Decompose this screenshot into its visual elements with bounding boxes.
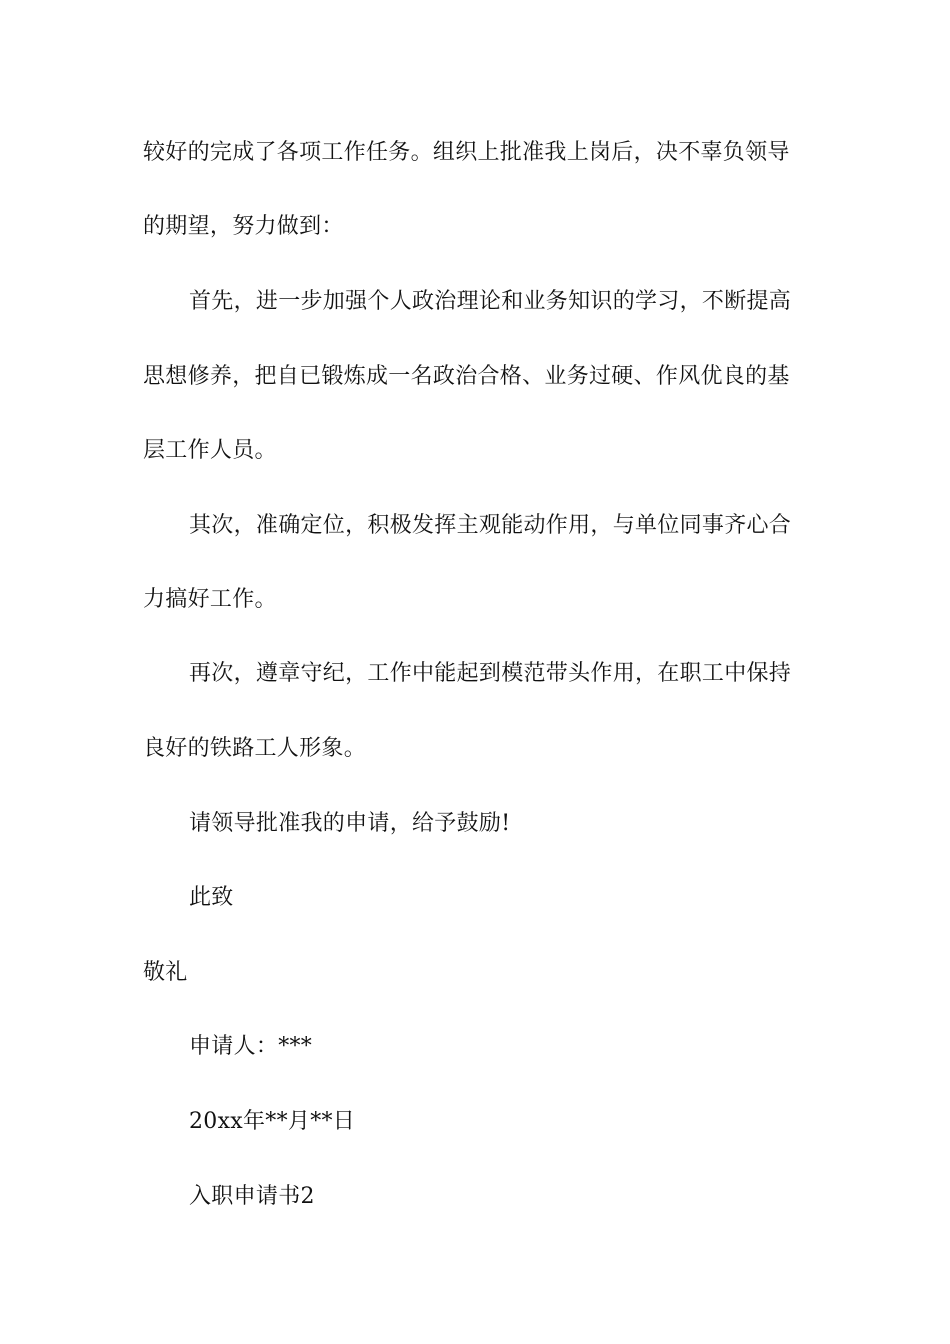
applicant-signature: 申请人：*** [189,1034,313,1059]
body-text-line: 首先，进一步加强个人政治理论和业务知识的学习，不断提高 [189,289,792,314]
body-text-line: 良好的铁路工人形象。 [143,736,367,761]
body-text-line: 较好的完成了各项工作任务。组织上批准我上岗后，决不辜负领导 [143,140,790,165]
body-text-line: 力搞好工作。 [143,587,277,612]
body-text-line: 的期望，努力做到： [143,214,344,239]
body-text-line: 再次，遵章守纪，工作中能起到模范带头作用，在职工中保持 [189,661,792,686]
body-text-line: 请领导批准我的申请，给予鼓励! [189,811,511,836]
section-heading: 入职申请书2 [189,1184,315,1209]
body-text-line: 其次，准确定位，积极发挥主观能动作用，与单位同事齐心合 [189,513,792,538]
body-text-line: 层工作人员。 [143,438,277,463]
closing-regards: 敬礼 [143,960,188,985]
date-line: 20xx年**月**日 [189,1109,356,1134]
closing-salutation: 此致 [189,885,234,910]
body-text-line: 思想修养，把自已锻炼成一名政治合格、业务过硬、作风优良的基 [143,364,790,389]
* * *
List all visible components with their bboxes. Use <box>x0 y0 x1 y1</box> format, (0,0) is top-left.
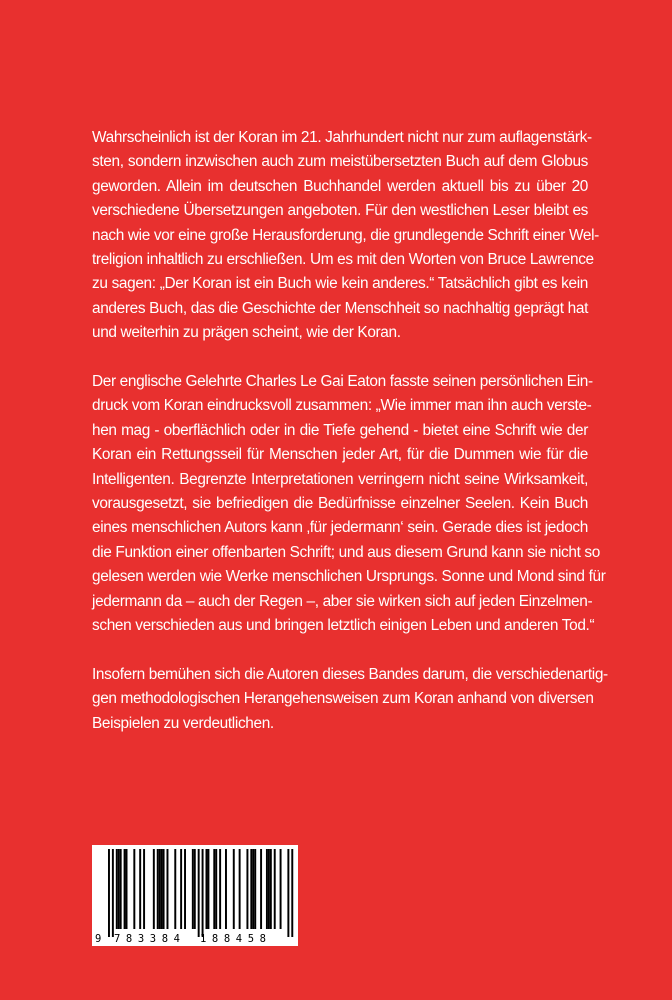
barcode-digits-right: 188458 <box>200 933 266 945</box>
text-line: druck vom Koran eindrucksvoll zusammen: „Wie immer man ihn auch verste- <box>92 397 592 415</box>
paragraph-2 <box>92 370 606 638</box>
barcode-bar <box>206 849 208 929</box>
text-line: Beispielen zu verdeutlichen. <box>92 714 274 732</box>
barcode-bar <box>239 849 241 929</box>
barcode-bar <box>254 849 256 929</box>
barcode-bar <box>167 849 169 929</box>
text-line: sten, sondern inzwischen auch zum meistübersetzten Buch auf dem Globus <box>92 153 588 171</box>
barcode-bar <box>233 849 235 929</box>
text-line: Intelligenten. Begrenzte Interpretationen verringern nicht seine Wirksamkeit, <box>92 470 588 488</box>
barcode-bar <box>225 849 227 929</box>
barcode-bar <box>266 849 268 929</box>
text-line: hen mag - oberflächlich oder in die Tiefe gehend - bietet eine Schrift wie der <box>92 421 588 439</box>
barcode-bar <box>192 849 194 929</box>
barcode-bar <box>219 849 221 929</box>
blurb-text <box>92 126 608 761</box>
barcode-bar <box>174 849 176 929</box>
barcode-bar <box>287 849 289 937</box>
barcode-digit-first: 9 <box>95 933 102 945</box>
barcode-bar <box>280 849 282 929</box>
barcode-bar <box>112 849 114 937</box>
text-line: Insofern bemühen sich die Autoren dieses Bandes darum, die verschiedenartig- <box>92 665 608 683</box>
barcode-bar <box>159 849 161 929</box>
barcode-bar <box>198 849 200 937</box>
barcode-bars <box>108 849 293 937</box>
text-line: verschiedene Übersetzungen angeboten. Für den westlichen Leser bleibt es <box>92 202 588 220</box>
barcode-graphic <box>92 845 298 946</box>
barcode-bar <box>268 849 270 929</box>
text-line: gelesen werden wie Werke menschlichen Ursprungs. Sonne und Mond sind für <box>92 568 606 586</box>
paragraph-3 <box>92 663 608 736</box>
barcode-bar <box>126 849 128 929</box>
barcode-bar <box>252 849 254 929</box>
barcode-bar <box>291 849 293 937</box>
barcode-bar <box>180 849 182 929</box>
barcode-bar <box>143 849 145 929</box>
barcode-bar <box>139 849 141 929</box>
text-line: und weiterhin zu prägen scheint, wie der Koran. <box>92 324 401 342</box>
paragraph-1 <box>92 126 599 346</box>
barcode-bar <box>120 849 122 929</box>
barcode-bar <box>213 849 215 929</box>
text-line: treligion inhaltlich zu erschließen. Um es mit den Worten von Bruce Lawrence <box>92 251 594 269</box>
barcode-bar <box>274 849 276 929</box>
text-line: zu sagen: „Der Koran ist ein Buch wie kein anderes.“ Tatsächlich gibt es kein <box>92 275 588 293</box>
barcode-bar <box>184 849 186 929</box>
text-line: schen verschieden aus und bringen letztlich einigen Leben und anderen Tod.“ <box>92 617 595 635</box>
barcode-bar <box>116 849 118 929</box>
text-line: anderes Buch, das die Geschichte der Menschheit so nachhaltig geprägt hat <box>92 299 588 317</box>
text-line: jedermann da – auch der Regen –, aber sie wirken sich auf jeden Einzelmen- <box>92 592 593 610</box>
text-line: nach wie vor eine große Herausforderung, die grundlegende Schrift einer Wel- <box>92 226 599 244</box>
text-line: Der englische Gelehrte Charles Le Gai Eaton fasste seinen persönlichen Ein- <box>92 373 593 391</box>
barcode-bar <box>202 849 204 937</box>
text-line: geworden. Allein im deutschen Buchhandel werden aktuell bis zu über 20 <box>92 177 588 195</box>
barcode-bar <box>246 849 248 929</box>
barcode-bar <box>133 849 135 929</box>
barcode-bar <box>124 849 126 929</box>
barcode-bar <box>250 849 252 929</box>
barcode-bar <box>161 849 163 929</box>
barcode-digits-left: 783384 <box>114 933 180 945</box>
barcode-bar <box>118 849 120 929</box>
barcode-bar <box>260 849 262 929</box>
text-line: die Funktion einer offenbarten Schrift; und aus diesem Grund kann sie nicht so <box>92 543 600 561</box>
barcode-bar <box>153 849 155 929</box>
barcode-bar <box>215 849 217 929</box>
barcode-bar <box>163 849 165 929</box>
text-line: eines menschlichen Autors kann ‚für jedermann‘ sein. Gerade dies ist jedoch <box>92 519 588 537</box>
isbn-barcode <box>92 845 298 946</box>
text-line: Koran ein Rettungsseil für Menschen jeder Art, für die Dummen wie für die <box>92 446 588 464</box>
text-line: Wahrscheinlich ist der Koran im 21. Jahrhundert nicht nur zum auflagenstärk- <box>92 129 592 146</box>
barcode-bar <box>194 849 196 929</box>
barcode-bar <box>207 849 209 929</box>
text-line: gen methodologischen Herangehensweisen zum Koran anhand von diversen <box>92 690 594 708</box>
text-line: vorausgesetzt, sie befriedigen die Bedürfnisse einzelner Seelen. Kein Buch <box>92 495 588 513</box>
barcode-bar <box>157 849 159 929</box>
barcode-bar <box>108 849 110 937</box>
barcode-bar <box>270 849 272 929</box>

▶ _Instruction_: Recast the lines from the one containing "barcode-digits-right: 188458 <box>200" through the one containing "barcode-bar <box>239 849 241 929</box>", both included, as a JSON list of strings, one string per line, with blank lines left out.

▶ _Answer for the task_:
[
  "barcode-digits-right: 188458 <box>200 933 266 945</box>",
  "text-line: druck vom Koran eindrucksvoll zusammen: „Wie immer man ihn auch verste- <box>92 397 592 415</box>",
  "paragraph-2 <box>92 370 606 638</box>",
  "barcode-bar <box>206 849 208 929</box>",
  "text-line: Beispielen zu verdeutlichen. <box>92 714 274 732</box>",
  "barcode-bar <box>239 849 241 929</box>"
]